- Task directions:
Every line must be returned precisely as it is written.

-- BEGIN Data listing --

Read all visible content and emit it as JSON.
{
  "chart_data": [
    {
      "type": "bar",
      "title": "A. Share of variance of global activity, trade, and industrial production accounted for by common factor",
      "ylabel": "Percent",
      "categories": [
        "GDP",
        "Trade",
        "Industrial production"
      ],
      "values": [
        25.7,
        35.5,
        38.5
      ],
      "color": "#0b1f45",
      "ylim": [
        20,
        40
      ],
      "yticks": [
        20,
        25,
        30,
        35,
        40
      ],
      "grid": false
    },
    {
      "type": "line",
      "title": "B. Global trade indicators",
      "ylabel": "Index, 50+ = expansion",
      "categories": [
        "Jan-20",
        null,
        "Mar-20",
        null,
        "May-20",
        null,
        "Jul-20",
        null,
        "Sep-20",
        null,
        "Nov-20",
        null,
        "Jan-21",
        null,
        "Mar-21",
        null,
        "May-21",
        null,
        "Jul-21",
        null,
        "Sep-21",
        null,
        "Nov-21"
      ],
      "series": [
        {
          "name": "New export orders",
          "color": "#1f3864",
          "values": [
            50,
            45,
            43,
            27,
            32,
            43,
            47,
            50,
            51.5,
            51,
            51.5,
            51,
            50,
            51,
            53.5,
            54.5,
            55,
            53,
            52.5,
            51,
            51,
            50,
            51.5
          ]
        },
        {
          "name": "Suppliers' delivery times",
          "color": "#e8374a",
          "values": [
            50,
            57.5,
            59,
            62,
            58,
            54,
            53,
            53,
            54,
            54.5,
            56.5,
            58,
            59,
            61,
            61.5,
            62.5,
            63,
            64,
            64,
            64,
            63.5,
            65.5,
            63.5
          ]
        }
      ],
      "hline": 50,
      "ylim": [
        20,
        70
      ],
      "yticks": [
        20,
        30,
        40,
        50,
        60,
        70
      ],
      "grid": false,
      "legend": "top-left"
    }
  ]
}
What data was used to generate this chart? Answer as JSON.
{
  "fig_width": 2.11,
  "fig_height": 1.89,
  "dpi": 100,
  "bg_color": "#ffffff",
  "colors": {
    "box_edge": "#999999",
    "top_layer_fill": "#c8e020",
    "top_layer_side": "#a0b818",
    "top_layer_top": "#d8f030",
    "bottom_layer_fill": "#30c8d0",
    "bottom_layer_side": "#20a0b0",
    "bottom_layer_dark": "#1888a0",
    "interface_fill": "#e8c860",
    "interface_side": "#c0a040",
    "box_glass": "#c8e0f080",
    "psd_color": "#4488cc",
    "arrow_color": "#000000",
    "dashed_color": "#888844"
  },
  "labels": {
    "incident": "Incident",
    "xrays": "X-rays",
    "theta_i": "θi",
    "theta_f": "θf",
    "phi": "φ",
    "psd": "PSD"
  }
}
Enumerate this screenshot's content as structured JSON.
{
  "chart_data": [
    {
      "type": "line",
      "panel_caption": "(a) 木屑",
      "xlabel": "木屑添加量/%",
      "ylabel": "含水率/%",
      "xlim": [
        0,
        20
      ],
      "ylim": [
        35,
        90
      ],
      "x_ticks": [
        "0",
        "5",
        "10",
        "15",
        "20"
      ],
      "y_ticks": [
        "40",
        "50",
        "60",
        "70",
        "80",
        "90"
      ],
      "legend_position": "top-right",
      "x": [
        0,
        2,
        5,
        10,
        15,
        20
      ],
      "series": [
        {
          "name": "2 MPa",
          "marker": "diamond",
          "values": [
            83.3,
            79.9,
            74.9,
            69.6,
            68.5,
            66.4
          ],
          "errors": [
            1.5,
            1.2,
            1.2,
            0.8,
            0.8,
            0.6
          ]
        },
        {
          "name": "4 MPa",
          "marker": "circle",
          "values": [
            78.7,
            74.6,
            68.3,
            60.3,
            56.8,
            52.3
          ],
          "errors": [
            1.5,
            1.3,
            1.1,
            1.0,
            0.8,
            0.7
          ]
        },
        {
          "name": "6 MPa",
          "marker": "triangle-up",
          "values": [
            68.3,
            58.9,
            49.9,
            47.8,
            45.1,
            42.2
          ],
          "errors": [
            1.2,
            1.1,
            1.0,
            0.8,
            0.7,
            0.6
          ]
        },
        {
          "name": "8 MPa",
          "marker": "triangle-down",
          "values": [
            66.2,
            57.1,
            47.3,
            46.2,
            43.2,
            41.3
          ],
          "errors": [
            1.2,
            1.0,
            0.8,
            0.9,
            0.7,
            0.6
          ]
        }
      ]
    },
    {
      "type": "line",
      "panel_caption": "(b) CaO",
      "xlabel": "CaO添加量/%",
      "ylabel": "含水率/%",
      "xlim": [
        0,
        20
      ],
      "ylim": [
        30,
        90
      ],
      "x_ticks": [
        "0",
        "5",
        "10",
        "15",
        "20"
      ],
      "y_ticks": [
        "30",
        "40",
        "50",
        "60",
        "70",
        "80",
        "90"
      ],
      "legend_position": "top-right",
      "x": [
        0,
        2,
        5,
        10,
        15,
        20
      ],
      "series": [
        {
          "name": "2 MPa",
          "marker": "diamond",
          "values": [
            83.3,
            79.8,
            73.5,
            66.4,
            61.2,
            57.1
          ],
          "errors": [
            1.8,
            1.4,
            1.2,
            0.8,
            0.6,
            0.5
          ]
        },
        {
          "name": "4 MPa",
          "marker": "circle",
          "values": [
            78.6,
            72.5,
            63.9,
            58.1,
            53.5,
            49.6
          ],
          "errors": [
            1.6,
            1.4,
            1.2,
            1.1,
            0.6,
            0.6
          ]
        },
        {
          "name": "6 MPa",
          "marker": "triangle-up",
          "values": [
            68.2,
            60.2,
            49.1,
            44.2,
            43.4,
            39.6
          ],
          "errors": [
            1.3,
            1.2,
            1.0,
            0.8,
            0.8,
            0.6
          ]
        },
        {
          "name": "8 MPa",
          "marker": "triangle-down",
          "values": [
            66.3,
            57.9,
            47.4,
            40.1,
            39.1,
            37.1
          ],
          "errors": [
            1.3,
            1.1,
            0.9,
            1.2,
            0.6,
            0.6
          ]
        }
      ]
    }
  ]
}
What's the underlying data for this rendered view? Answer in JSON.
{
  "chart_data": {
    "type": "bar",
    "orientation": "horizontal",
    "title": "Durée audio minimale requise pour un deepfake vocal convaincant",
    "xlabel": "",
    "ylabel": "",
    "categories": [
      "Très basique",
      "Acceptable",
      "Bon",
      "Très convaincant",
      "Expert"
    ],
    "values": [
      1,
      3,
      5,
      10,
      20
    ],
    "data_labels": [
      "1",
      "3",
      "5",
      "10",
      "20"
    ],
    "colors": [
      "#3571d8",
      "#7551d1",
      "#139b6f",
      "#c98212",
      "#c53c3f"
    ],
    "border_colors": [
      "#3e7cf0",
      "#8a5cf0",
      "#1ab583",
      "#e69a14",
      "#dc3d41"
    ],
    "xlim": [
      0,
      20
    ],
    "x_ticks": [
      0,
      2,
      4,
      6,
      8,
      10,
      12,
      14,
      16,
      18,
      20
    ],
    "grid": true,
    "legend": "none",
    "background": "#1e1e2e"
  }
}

-- END Data listing --

- Response:
Read all visible content and emit it as JSON.
{
  "chart_data": [
    {
      "type": "bar",
      "title": "A. Share of variance of global activity, trade, and industrial production accounted for by common factor",
      "ylabel": "Percent",
      "categories": [
        "GDP",
        "Trade",
        "Industrial production"
      ],
      "values": [
        25.7,
        35.5,
        38.5
      ],
      "color": "#0b1f45",
      "ylim": [
        20,
        40
      ],
      "yticks": [
        20,
        25,
        30,
        35,
        40
      ],
      "grid": false
    },
    {
      "type": "line",
      "title": "B. Global trade indicators",
      "ylabel": "Index, 50+ = expansion",
      "categories": [
        "Jan-20",
        null,
        "Mar-20",
        null,
        "May-20",
        null,
        "Jul-20",
        null,
        "Sep-20",
        null,
        "Nov-20",
        null,
        "Jan-21",
        null,
        "Mar-21",
        null,
        "May-21",
        null,
        "Jul-21",
        null,
        "Sep-21",
        null,
        "Nov-21"
      ],
      "series": [
        {
          "name": "New export orders",
          "color": "#1f3864",
          "values": [
            50,
            45,
            43,
            27,
            32,
            43,
            47,
            50,
            51.5,
            51,
            51.5,
            51,
            50,
            51,
            53.5,
            54.5,
            55,
            53,
            52.5,
            51,
            51,
            50,
            51.5
          ]
        },
        {
          "name": "Suppliers' delivery times",
          "color": "#e8374a",
          "values": [
            50,
            57.5,
            59,
            62,
            58,
            54,
            53,
            53,
            54,
            54.5,
            56.5,
            58,
            59,
            61,
            61.5,
            62.5,
            63,
            64,
            64,
            64,
            63.5,
            65.5,
            63.5
          ]
        }
      ],
      "hline": 50,
      "ylim": [
        20,
        70
      ],
      "yticks": [
        20,
        30,
        40,
        50,
        60,
        70
      ],
      "grid": false,
      "legend": "top-left"
    }
  ]
}
What data was used to generate this chart? Answer as JSON.
{
  "fig_width": 2.11,
  "fig_height": 1.89,
  "dpi": 100,
  "bg_color": "#ffffff",
  "colors": {
    "box_edge": "#999999",
    "top_layer_fill": "#c8e020",
    "top_layer_side": "#a0b818",
    "top_layer_top": "#d8f030",
    "bottom_layer_fill": "#30c8d0",
    "bottom_layer_side": "#20a0b0",
    "bottom_layer_dark": "#1888a0",
    "interface_fill": "#e8c860",
    "interface_side": "#c0a040",
    "box_glass": "#c8e0f080",
    "psd_color": "#4488cc",
    "arrow_color": "#000000",
    "dashed_color": "#888844"
  },
  "labels": {
    "incident": "Incident",
    "xrays": "X-rays",
    "theta_i": "θi",
    "theta_f": "θf",
    "phi": "φ",
    "psd": "PSD"
  }
}
Enumerate this screenshot's content as structured JSON.
{
  "chart_data": [
    {
      "type": "line",
      "panel_caption": "(a) 木屑",
      "xlabel": "木屑添加量/%",
      "ylabel": "含水率/%",
      "xlim": [
        0,
        20
      ],
      "ylim": [
        35,
        90
      ],
      "x_ticks": [
        "0",
        "5",
        "10",
        "15",
        "20"
      ],
      "y_ticks": [
        "40",
        "50",
        "60",
        "70",
        "80",
        "90"
      ],
      "legend_position": "top-right",
      "x": [
        0,
        2,
        5,
        10,
        15,
        20
      ],
      "series": [
        {
          "name": "2 MPa",
          "marker": "diamond",
          "values": [
            83.3,
            79.9,
            74.9,
            69.6,
            68.5,
            66.4
          ],
          "errors": [
            1.5,
            1.2,
            1.2,
            0.8,
            0.8,
            0.6
          ]
        },
        {
          "name": "4 MPa",
          "marker": "circle",
          "values": [
            78.7,
            74.6,
            68.3,
            60.3,
            56.8,
            52.3
          ],
          "errors": [
            1.5,
            1.3,
            1.1,
            1.0,
            0.8,
            0.7
          ]
        },
        {
          "name": "6 MPa",
          "marker": "triangle-up",
          "values": [
            68.3,
            58.9,
            49.9,
            47.8,
            45.1,
            42.2
          ],
          "errors": [
            1.2,
            1.1,
            1.0,
            0.8,
            0.7,
            0.6
          ]
        },
        {
          "name": "8 MPa",
          "marker": "triangle-down",
          "values": [
            66.2,
            57.1,
            47.3,
            46.2,
            43.2,
            41.3
          ],
          "errors": [
            1.2,
            1.0,
            0.8,
            0.9,
            0.7,
            0.6
          ]
        }
      ]
    },
    {
      "type": "line",
      "panel_caption": "(b) CaO",
      "xlabel": "CaO添加量/%",
      "ylabel": "含水率/%",
      "xlim": [
        0,
        20
      ],
      "ylim": [
        30,
        90
      ],
      "x_ticks": [
        "0",
        "5",
        "10",
        "15",
        "20"
      ],
      "y_ticks": [
        "30",
        "40",
        "50",
        "60",
        "70",
        "80",
        "90"
      ],
      "legend_position": "top-right",
      "x": [
        0,
        2,
        5,
        10,
        15,
        20
      ],
      "series": [
        {
          "name": "2 MPa",
          "marker": "diamond",
          "values": [
            83.3,
            79.8,
            73.5,
            66.4,
            61.2,
            57.1
          ],
          "errors": [
            1.8,
            1.4,
            1.2,
            0.8,
            0.6,
            0.5
          ]
        },
        {
          "name": "4 MPa",
          "marker": "circle",
          "values": [
            78.6,
            72.5,
            63.9,
            58.1,
            53.5,
            49.6
          ],
          "errors": [
            1.6,
            1.4,
            1.2,
            1.1,
            0.6,
            0.6
          ]
        },
        {
          "name": "6 MPa",
          "marker": "triangle-up",
          "values": [
            68.2,
            60.2,
            49.1,
            44.2,
            43.4,
            39.6
          ],
          "errors": [
            1.3,
            1.2,
            1.0,
            0.8,
            0.8,
            0.6
          ]
        },
        {
          "name": "8 MPa",
          "marker": "triangle-down",
          "values": [
            66.3,
            57.9,
            47.4,
            40.1,
            39.1,
            37.1
          ],
          "errors": [
            1.3,
            1.1,
            0.9,
            1.2,
            0.6,
            0.6
          ]
        }
      ]
    }
  ]
}
What's the underlying data for this rendered view? Answer in JSON.
{
  "chart_data": {
    "type": "bar",
    "orientation": "horizontal",
    "title": "Durée audio minimale requise pour un deepfake vocal convaincant",
    "xlabel": "",
    "ylabel": "",
    "categories": [
      "Très basique",
      "Acceptable",
      "Bon",
      "Très convaincant",
      "Expert"
    ],
    "values": [
      1,
      3,
      5,
      10,
      20
    ],
    "data_labels": [
      "1",
      "3",
      "5",
      "10",
      "20"
    ],
    "colors": [
      "#3571d8",
      "#7551d1",
      "#139b6f",
      "#c98212",
      "#c53c3f"
    ],
    "border_colors": [
      "#3e7cf0",
      "#8a5cf0",
      "#1ab583",
      "#e69a14",
      "#dc3d41"
    ],
    "xlim": [
      0,
      20
    ],
    "x_ticks": [
      0,
      2,
      4,
      6,
      8,
      10,
      12,
      14,
      16,
      18,
      20
    ],
    "grid": true,
    "legend": "none",
    "background": "#1e1e2e"
  }
}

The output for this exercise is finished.